What needs to be done
Each line of the material below with the word "Canadians" is to be reported.
[Source material — start]
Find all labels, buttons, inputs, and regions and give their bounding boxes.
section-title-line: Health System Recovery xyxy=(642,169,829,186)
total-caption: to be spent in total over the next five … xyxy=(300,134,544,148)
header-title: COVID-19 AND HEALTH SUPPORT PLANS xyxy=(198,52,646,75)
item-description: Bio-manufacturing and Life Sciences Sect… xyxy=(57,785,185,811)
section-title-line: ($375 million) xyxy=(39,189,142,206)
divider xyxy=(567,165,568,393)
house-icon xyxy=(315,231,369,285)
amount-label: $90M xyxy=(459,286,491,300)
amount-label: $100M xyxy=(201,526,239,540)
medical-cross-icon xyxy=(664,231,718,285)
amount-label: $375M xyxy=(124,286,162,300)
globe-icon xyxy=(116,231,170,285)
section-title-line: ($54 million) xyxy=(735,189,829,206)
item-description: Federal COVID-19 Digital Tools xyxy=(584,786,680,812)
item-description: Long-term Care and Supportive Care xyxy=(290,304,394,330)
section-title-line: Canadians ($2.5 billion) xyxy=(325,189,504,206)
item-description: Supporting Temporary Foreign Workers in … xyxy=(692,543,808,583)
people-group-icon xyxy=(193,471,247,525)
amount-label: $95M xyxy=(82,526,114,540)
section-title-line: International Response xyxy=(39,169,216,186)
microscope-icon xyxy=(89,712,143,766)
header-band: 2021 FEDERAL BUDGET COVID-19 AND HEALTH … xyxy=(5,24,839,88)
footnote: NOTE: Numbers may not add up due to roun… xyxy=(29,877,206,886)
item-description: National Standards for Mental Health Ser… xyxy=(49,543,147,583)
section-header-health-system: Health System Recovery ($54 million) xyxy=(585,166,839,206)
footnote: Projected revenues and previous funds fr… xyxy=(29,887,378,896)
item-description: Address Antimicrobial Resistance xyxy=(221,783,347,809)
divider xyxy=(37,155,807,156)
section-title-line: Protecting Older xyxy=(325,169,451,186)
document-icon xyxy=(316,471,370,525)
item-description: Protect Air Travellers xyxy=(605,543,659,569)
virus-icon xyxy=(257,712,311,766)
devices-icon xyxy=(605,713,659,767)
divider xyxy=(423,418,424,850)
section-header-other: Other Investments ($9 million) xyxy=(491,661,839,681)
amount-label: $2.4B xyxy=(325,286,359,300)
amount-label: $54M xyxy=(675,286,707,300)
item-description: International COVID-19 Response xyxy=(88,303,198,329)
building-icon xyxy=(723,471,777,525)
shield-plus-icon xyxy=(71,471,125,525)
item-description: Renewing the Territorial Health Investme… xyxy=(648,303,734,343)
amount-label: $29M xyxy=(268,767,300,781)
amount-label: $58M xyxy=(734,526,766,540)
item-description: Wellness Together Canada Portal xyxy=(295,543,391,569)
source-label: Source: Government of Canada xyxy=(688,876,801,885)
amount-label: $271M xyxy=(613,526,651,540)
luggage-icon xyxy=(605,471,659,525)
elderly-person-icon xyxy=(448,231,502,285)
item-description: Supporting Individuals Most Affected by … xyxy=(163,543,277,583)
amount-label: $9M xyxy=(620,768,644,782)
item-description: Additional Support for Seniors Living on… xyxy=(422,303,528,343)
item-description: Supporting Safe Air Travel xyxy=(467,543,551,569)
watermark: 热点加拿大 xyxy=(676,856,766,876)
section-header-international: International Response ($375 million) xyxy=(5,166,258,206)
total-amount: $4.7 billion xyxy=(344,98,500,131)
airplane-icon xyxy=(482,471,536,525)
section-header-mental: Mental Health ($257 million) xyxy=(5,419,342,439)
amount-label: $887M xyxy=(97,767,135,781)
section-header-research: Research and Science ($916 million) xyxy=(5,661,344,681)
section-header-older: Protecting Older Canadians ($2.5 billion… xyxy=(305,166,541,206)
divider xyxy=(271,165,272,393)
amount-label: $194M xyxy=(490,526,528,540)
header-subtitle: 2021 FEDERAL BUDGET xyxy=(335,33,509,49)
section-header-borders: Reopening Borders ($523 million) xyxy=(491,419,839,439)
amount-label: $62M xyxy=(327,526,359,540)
[Source material — finish]
Problem solution
section-title-line: Canadians ($2.5 billion) xyxy=(325,189,504,206)
section-header-older: Protecting Older Canadians ($2.5 billion… xyxy=(305,166,541,206)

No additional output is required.